Task prompt
Transcribe all of the data verbatim, please, and leave out its pictures.

Exercise inputs

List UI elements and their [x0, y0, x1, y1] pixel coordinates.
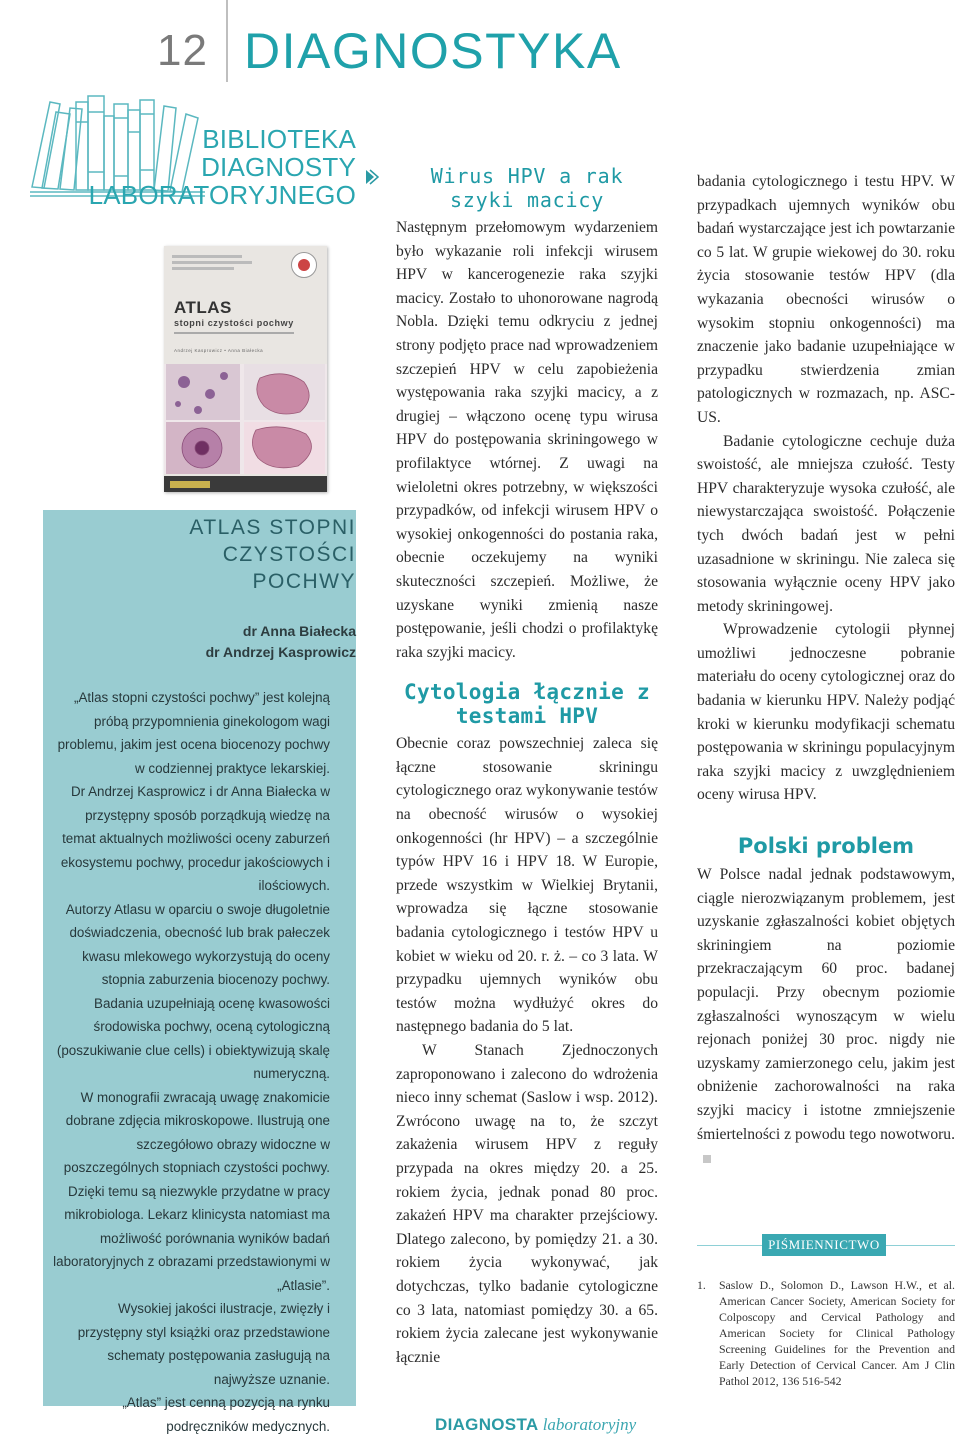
references-label: PIŚMIENNICTWO: [762, 1234, 886, 1256]
article-column-middle: [396, 216, 658, 1369]
section-title: DIAGNOSTYKA: [244, 23, 622, 79]
book-cover-footer: [164, 476, 327, 492]
book-heading-line: ATLAS STOPNI: [189, 516, 356, 539]
paragraph: W Stanach Zjednoczonych zaproponowano i zalecono do wdrożenia nieco inny schemat (Saslow i wsp. 2012). Zwrócono uwagę na to, że szczyt zakażenia wirusem HPV z reguły przypada na okres między 20. a 25. rokiem życia, jednak ponad 80 proc. zakażeń HPV ma charakter przejściowy. Dlatego zalecono, by pomiędzy 21. a 30. rokiem życia wykonywać, jak dotychczas, tylko badanie cytologiczne co 3 lata, natomiast pomiędzy 30. a 65. rokiem życia zalecane jest wykonywanie łącznie: [396, 1042, 658, 1366]
book-cover-strip: [174, 332, 294, 334]
review-paragraph: Dr Andrzej Kasprowicz i dr Anna Białecka w przystępny sposób porządkują wiedzę na temat aktualnych możliwości oceny zaburzeń ekosystemu pochwy, procedur jakościowych i ilościowych.: [60, 784, 330, 893]
library-title-line: BIBLIOTEKA: [202, 124, 356, 154]
book-heading: [189, 514, 356, 595]
library-title-line: DIAGNOSTY: [201, 152, 356, 182]
header-divider: [226, 0, 228, 82]
review-paragraph: Autorzy Atlasu w oparciu o swoje długoletnie doświadczenia, obecność lub brak pałeczek kwasu mlekowego wykorzystują do oceny stopnia zaburzenia biocenozy pochwy. Badania uzupełniają ocenę kwasowości środowiska pochwy, oceną cytologiczną (poszukiwanie clue cells) i obiektywizują skalę numeryczną.: [56, 901, 330, 1081]
book-cover: [164, 246, 327, 492]
author-name: dr Andrzej Kasprowicz: [205, 644, 356, 660]
end-mark-icon: [703, 1155, 711, 1163]
book-review: [50, 686, 330, 1438]
book-heading-line: POCHWY: [252, 570, 356, 593]
reference-text: Saslow D., Solomon D., Lawson H.W., et al. American Cancer Society, American Society for Colposcopy and Cervical Pathology and American Society for Clinical Pathology Screening Guidelines for the Prevention and Early Detection of Cervical Cancer. Am J Clin Pathol 2012, 136 516-542: [719, 1278, 955, 1388]
paragraph: Obecnie coraz powszechniej zaleca się łączne stosowanie skriningu cytologicznego oraz wykonywanie testów na obecność wirusów o wysokiej onkogenności (hr HPV) – a szczególnie typów HPV 16 i HPV 18. W Europie, przede wszystkim w Wielkiej Brytanii, wprowadza się łączne stosowanie badania cytologicznego i testów HPV u kobiet w wieku od 20. r. ż. – co 3 lata. W przypadku ujemnych wyników obu testów można wydłużyć okres do następnego badania do 5 lat.: [396, 735, 658, 1036]
publisher-logo: [170, 481, 210, 488]
reference-number: 1.: [697, 1278, 706, 1292]
footer-brand: [435, 1415, 636, 1435]
footer-brand-b: laboratoryjny: [542, 1415, 637, 1434]
heading-cytology: Cytologia łącznie z testami HPV: [404, 680, 650, 729]
book-authors: [206, 621, 356, 663]
reference-item: [697, 1277, 955, 1389]
microscopy-images: [164, 364, 327, 474]
footer-brand-a: DIAGNOSTA: [435, 1415, 539, 1434]
paragraph: Badanie cytologiczne cechuje duża swoistość, ale mniejsza czułość. Testy HPV charakteryzuje wysoka czułość, ale niewystarczająca swoistość. Połączenie tych dwóch badań jest w pełni uzasadnione w skriningu. Nie zaleca się stosowania wyłącznie oceny HPV jako metody skriningowej.: [697, 432, 955, 615]
review-paragraph: „Atlas” jest cenną pozycją na rynku podręczników medycznych.: [122, 1395, 330, 1434]
book-cover-authors: Andrzej Kasprowicz • Anna Białecka: [174, 348, 264, 353]
review-paragraph: „Atlas stopni czystości pochwy” jest kolejną próbą przypomnienia ginekologom wagi problemu, jakim jest ocena biocenozy pochwy w codziennej praktyce lekarskiej.: [57, 690, 330, 776]
book-cover-title: ATLAS: [174, 298, 232, 317]
library-title: [89, 125, 356, 209]
paragraph: Następnym przełomowym wydarzeniem było wykazanie roli infekcji wirusem HPV w kancerogenezie raka szyjki macicy. Zostało to uhonorowane nagrodą Nobla. Dzięki temu odkryciu z jednej strony podjęto prace nad wprowadzeniem szczepień HPV w celu zapobieżenia występowania raka szyjki macicy, a z drugiej – włączono ocenę typu wirusa HPV do postępowania skriningowego w profilaktyce wtórnej. Z uwagi na wieloletni okres potrzebny, w większości przypadków, od infekcji wirusem HPV o wysokiej onkogenności do postania raka, obecnie oczekujemy na wyniki skuteczności szczepień. Możliwe, że uzyskane wyniki zmienią nasze postępowanie, jeśli chodzi o profilaktykę raka szyjki macicy.: [396, 219, 658, 661]
paragraph: Wprowadzenie cytologii płynnej umożliwi jednoczesne pobranie materiału do oceny cytologicznej oraz do badania w kierunku HPV. Należy podjąć kroki w kierunku modyfikacji schematu postępowania w skriningu populacyjnym raka szyjki macicy z uwzględnieniem oceny wirusa HPV.: [697, 621, 955, 804]
heading-polski-problem: Polski problem: [737, 834, 915, 859]
review-paragraph: W monografii zwracają uwagę znakomicie dobrane zdjęcia mikroskopowe. Ilustrują one szczegółowo obrazy widoczne w poszczególnych stopniach czystości pochwy. Dzięki temu są niezwykle przydatne w pracy mikrobiologa. Lekarz klinicysta natomiast ma możliwość porównania wyników badań laboratoryjnych z obrazami przedstawionymi w „Atlasie”.: [53, 1089, 330, 1293]
article-column-right: [697, 170, 955, 1170]
page-number: 12: [157, 26, 208, 75]
heading-hpv: Wirus HPV a rak szyki macicy: [430, 164, 624, 212]
paragraph: badania cytologicznego i testu HPV. W przypadkach ujemnych wyników obu badań wystarczające jest ich powtarzanie co 5 lat. W grupie wiekowej do 30. roku życia stosowanie testów HPV (dla wykazania obecności wirusów o wysokim stopniu onkogenności) ma znaczenie jako badanie uzupełniające w przypadku stwierdzenia zmian patologicznych w rozmazach, np. ASC-US.: [697, 173, 955, 426]
paragraph: [697, 863, 955, 1170]
arrow-right-icon: [365, 168, 379, 186]
review-paragraph: Wysokiej jakości ilustracje, zwięzły i przystępny styl książki oraz przedstawione schematy postępowania zasługują na najwyższe uznanie.: [77, 1301, 330, 1387]
book-heading-line: CZYSTOŚCI: [222, 543, 356, 566]
paragraph-text: W Polsce nadal jednak podstawowym, ciągle nierozwiązanym problemem, jest uzyskanie zgłaszalności kobiet objętych skriningiem na poziomie przekraczającym 60 proc. badanej populacji. Przy obecnym poziomie zgłaszalności wynoszącym w wielu rejonach poniżej 30 proc. nigdy nie uzyskamy zamierzonego celu, jakim jest obniżenie zachorowalności na raka szyjki macicy i istotne zmniejszenie śmiertelności z powodu tego nowotworu.: [697, 866, 955, 1143]
library-title-line: LABORATORYJNEGO: [88, 180, 356, 210]
author-name: dr Anna Białecka: [242, 623, 356, 639]
book-emblem-icon: [291, 252, 317, 278]
book-cover-subtitle: stopni czystości pochwy: [174, 318, 294, 328]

Reply
List UI elements and their [x0, y0, x1, y1] pixel coordinates.
references-label: PIŚMIENNICTWO: [762, 1234, 886, 1256]
article-column-middle: [396, 216, 658, 1369]
section-title: DIAGNOSTYKA: [244, 23, 622, 79]
book-cover-footer: [164, 476, 327, 492]
book-heading-line: ATLAS STOPNI: [189, 516, 356, 539]
paragraph: W Stanach Zjednoczonych zaproponowano i zalecono do wdrożenia nieco inny schemat (Saslow i wsp. 2012). Zwrócono uwagę na to, że szczyt zakażenia wirusem HPV z reguły przypada na okres między 20. a 25. rokiem życia, jednak ponad 80 proc. zakażeń HPV ma charakter przejściowy. Dlatego zalecono, by pomiędzy 21. a 30. rokiem życia wykonywać, jak dotychczas, tylko badanie cytologiczne co 3 lata, natomiast pomiędzy 30. a 65. rokiem życia zalecane jest wykonywanie łącznie: [396, 1042, 658, 1366]
book-cover-strip: [174, 332, 294, 334]
review-paragraph: Dr Andrzej Kasprowicz i dr Anna Białecka w przystępny sposób porządkują wiedzę na temat aktualnych możliwości oceny zaburzeń ekosystemu pochwy, procedur jakościowych i ilościowych.: [60, 784, 330, 893]
library-title-line: BIBLIOTEKA: [202, 124, 356, 154]
book-heading: [189, 514, 356, 595]
library-title-line: DIAGNOSTY: [201, 152, 356, 182]
header-divider: [226, 0, 228, 82]
review-paragraph: Autorzy Atlasu w oparciu o swoje długoletnie doświadczenia, obecność lub brak pałeczek kwasu mlekowego wykorzystują do oceny stopnia zaburzenia biocenozy pochwy. Badania uzupełniają ocenę kwasowości środowiska pochwy, oceną cytologiczną (poszukiwanie clue cells) i obiektywizują skalę numeryczną.: [56, 901, 330, 1081]
book-cover: [164, 246, 327, 492]
author-name: dr Andrzej Kasprowicz: [205, 644, 356, 660]
end-mark-icon: [703, 1155, 711, 1163]
book-review: [50, 686, 330, 1438]
book-heading-line: POCHWY: [252, 570, 356, 593]
reference-text: Saslow D., Solomon D., Lawson H.W., et al. American Cancer Society, American Society for Colposcopy and Cervical Pathology and American Society for Clinical Pathology Screening Guidelines for the Prevention and Early Detection of Cervical Cancer. Am J Clin Pathol 2012, 136 516-542: [719, 1278, 955, 1388]
paragraph: Obecnie coraz powszechniej zaleca się łączne stosowanie skriningu cytologicznego oraz wykonywanie testów na obecność wirusów o wysokiej onkogenności (hr HPV) – a szczególnie typów HPV 16 i HPV 18. W Europie, przede wszystkim w Wielkiej Brytanii, wprowadza się łączne stosowanie badania cytologicznego i testów HPV u kobiet w wieku od 20. r. ż. – co 3 lata. W przypadku ujemnych wyników obu testów można wydłużyć okres do następnego badania do 5 lat.: [396, 735, 658, 1036]
publisher-logo: [170, 481, 210, 488]
reference-number: 1.: [697, 1278, 706, 1292]
footer-brand: [435, 1415, 636, 1435]
footer-brand-b: laboratoryjny: [542, 1415, 637, 1434]
heading-cytology: Cytologia łącznie z testami HPV: [404, 680, 650, 729]
book-authors: [206, 621, 356, 663]
reference-item: [697, 1277, 955, 1389]
microscopy-images: [164, 364, 327, 474]
footer-brand-a: DIAGNOSTA: [435, 1415, 539, 1434]
paragraph: Badanie cytologiczne cechuje duża swoistość, ale mniejsza czułość. Testy HPV charakteryzuje wysoka czułość, ale niewystarczająca swoistość. Połączenie tych dwóch badań jest w pełni uzasadnione w skriningu. Nie zaleca się stosowania wyłącznie oceny HPV jako metody skriningowej.: [697, 432, 955, 615]
review-paragraph: „Atlas” jest cenną pozycją na rynku podręczników medycznych.: [122, 1395, 330, 1434]
book-cover-authors: Andrzej Kasprowicz • Anna Białecka: [174, 348, 264, 353]
review-paragraph: „Atlas stopni czystości pochwy” jest kolejną próbą przypomnienia ginekologom wagi problemu, jakim jest ocena biocenozy pochwy w codziennej praktyce lekarskiej.: [57, 690, 330, 776]
book-cover-title: ATLAS: [174, 298, 232, 317]
library-title: [89, 125, 356, 209]
paragraph: Następnym przełomowym wydarzeniem było wykazanie roli infekcji wirusem HPV w kancerogenezie raka szyjki macicy. Zostało to uhonorowane nagrodą Nobla. Dzięki temu odkryciu z jednej strony podjęto prace nad wprowadzeniem szczepień HPV w celu zapobieżenia występowania raka szyjki macicy, a z drugiej – włączono ocenę typu wirusa HPV do postępowania skriningowego w profilaktyce wtórnej. Z uwagi na wieloletni okres potrzebny, w większości przypadków, od infekcji wirusem HPV o wysokiej onkogenności do postania raka, obecnie oczekujemy na wyniki skuteczności szczepień. Możliwe, że uzyskane wyniki zmienią nasze postępowanie, jeśli chodzi o profilaktykę raka szyjki macicy.: [396, 219, 658, 661]
paragraph: Wprowadzenie cytologii płynnej umożliwi jednoczesne pobranie materiału do oceny cytologicznej oraz do badania w kierunku HPV. Należy podjąć kroki w kierunku modyfikacji schematu postępowania w skriningu populacyjnym raka szyjki macicy z uwzględnieniem oceny wirusa HPV.: [697, 621, 955, 804]
heading-polski-problem: Polski problem: [737, 834, 915, 859]
review-paragraph: W monografii zwracają uwagę znakomicie dobrane zdjęcia mikroskopowe. Ilustrują one szczegółowo obrazy widoczne w poszczególnych stopniach czystości pochwy. Dzięki temu są niezwykle przydatne w pracy mikrobiologa. Lekarz klinicysta natomiast ma możliwość porównania wyników badań laboratoryjnych z obrazami przedstawionymi w „Atlasie”.: [53, 1089, 330, 1293]
article-column-right: [697, 170, 955, 1170]
page-number: 12: [157, 26, 208, 75]
heading-hpv: Wirus HPV a rak szyki macicy: [430, 164, 624, 212]
paragraph: badania cytologicznego i testu HPV. W przypadkach ujemnych wyników obu badań wystarczające jest ich powtarzanie co 5 lat. W grupie wiekowej do 30. roku życia stosowanie testów HPV (dla wykazania obecności wirusów o wysokim stopniu onkogenności) ma znaczenie jako badanie uzupełniające w przypadku stwierdzenia zmian patologicznych w rozmazach, np. ASC-US.: [697, 173, 955, 426]
paragraph: [697, 863, 955, 1170]
arrow-right-icon: [365, 168, 379, 186]
review-paragraph: Wysokiej jakości ilustracje, zwięzły i przystępny styl książki oraz przedstawione schematy postępowania zasługują na najwyższe uznanie.: [77, 1301, 330, 1387]
book-heading-line: CZYSTOŚCI: [222, 543, 356, 566]
paragraph-text: W Polsce nadal jednak podstawowym, ciągle nierozwiązanym problemem, jest uzyskanie zgłaszalności kobiet objętych skriningiem na poziomie przekraczającym 60 proc. badanej populacji. Przy obecnym poziomie zgłaszalności wynoszącym w wielu rejonach poniżej 30 proc. nigdy nie uzyskamy zamierzonego celu, jakim jest obniżenie zachorowalności na raka szyjki macicy i istotne zmniejszenie śmiertelności z powodu tego nowotworu.: [697, 866, 955, 1143]
library-title-line: LABORATORYJNEGO: [88, 180, 356, 210]
author-name: dr Anna Białecka: [242, 623, 356, 639]
book-emblem-icon: [291, 252, 317, 278]
book-cover-subtitle: stopni czystości pochwy: [174, 318, 294, 328]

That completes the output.